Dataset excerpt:
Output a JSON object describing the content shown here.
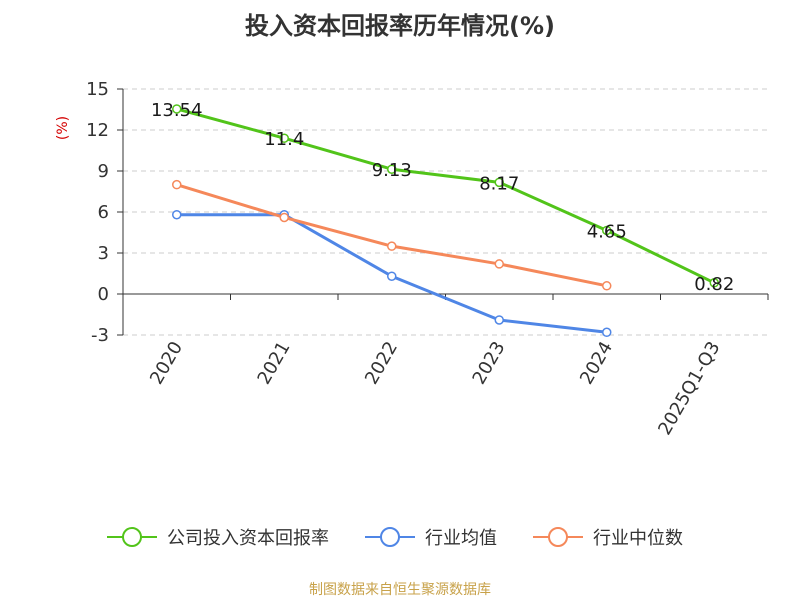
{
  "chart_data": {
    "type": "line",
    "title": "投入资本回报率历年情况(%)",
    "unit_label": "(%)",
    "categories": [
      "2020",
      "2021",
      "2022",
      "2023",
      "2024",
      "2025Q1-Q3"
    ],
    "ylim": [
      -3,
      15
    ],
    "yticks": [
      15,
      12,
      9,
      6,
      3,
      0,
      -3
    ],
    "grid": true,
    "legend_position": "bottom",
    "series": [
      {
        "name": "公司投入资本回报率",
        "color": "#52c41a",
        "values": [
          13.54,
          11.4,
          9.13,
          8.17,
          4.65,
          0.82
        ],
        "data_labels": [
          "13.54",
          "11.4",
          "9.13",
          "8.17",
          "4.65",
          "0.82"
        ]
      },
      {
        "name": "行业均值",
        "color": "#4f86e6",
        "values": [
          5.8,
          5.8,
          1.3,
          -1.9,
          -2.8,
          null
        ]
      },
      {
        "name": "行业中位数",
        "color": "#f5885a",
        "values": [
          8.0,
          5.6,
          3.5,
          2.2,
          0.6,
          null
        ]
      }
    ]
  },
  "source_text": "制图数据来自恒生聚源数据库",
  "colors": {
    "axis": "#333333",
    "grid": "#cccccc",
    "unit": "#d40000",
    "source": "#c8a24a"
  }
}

* * *

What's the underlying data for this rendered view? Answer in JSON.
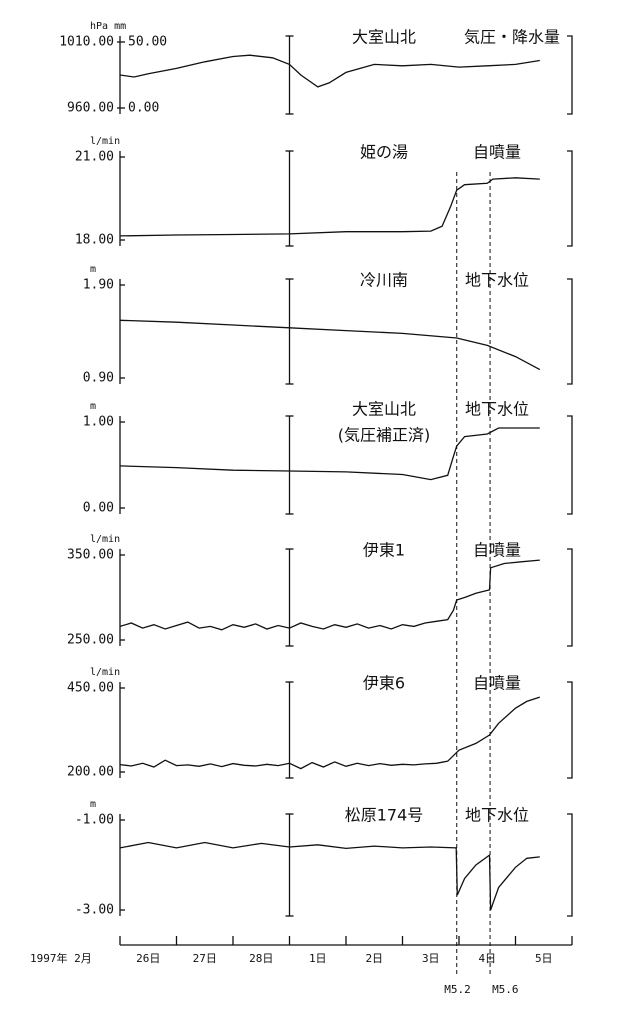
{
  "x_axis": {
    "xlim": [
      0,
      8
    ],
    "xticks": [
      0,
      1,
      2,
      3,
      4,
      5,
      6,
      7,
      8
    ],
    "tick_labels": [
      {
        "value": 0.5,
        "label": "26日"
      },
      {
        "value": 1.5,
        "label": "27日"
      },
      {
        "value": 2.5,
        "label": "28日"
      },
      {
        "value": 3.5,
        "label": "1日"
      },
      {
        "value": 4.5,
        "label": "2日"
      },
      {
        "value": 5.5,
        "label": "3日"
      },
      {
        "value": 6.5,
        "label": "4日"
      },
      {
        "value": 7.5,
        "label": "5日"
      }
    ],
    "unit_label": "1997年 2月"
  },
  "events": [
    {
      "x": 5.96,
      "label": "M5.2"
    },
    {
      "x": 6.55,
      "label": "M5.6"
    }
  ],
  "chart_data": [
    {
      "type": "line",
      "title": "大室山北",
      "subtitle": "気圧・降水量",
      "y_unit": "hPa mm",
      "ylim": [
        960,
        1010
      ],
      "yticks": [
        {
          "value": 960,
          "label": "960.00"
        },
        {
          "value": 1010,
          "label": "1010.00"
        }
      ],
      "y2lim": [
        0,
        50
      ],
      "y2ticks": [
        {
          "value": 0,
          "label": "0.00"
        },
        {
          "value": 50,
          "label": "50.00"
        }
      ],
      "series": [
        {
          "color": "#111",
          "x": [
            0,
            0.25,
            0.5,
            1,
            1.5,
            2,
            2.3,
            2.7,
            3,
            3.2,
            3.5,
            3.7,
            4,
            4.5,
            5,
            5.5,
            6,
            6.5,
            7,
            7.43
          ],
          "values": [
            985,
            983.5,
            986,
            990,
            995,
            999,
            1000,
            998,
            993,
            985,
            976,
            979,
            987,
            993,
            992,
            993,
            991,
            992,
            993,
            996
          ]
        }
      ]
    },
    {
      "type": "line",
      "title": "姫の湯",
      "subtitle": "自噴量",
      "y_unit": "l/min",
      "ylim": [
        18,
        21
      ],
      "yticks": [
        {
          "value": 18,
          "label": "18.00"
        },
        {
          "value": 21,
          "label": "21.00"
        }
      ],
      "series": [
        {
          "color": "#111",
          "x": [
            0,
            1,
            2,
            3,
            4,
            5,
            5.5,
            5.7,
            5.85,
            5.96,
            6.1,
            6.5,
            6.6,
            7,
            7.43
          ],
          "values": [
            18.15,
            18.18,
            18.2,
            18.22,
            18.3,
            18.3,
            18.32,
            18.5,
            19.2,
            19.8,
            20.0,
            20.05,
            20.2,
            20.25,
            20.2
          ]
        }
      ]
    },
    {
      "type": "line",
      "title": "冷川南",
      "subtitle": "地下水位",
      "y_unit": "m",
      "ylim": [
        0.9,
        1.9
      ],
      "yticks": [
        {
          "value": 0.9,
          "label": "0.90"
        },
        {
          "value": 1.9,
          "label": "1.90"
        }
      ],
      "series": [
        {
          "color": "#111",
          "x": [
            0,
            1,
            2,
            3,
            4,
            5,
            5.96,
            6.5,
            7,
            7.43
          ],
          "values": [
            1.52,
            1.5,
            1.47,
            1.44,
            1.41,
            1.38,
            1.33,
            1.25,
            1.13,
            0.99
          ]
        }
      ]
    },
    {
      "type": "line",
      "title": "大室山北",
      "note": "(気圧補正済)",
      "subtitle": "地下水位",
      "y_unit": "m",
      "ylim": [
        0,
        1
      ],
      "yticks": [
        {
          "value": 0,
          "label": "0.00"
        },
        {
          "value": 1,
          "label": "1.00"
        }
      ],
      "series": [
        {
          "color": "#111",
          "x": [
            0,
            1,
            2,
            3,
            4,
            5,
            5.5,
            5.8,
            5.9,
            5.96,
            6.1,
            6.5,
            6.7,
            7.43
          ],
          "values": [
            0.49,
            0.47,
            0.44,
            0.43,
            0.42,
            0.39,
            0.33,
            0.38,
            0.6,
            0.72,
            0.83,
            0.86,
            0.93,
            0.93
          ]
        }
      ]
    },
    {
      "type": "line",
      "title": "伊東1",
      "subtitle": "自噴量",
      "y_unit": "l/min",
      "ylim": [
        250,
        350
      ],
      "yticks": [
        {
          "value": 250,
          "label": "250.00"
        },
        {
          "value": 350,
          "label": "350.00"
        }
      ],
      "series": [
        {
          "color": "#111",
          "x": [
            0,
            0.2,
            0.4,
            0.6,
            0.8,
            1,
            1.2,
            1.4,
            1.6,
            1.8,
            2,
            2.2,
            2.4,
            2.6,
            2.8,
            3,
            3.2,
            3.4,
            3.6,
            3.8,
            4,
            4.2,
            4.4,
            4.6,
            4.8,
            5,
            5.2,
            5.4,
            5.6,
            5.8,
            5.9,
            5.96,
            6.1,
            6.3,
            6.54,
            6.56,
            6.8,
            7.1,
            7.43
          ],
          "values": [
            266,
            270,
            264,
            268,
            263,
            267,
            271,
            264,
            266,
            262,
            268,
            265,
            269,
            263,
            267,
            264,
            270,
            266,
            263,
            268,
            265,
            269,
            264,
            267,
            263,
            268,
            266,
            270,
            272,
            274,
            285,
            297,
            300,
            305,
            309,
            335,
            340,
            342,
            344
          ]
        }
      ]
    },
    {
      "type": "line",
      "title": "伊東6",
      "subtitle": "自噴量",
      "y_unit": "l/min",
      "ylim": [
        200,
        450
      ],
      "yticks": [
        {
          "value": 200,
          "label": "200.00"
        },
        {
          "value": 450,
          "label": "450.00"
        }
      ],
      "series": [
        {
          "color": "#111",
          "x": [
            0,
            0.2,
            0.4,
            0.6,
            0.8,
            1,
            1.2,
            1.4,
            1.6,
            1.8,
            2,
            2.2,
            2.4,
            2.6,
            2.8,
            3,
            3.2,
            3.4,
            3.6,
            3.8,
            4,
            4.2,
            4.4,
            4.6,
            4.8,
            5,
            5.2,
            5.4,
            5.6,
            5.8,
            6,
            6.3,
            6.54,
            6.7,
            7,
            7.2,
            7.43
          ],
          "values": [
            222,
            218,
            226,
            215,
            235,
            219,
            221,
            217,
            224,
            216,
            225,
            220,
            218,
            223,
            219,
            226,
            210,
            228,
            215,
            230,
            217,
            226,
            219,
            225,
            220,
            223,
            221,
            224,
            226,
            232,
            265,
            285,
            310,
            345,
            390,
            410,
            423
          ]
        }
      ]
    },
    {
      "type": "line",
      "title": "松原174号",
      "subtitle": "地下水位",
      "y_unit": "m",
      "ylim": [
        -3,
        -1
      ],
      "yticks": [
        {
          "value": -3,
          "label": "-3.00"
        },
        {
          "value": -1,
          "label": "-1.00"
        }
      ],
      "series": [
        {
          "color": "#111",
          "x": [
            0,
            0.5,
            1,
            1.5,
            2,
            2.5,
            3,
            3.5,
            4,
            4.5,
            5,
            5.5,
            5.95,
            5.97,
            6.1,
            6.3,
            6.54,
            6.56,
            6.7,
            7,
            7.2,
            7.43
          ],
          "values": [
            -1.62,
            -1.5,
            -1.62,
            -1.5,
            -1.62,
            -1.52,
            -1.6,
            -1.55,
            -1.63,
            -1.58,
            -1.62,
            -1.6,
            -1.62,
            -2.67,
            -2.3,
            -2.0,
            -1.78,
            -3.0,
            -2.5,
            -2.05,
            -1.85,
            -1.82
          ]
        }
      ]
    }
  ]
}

◆ **GOAL OF THE EXERCISE**: Search the records for the string "JSON" and return every line in which it occurs.

◆ **SOLVED EXERCISE**:
Output a JSON object describing the content shown here.
What's the underlying data for this rendered view? Answer in JSON.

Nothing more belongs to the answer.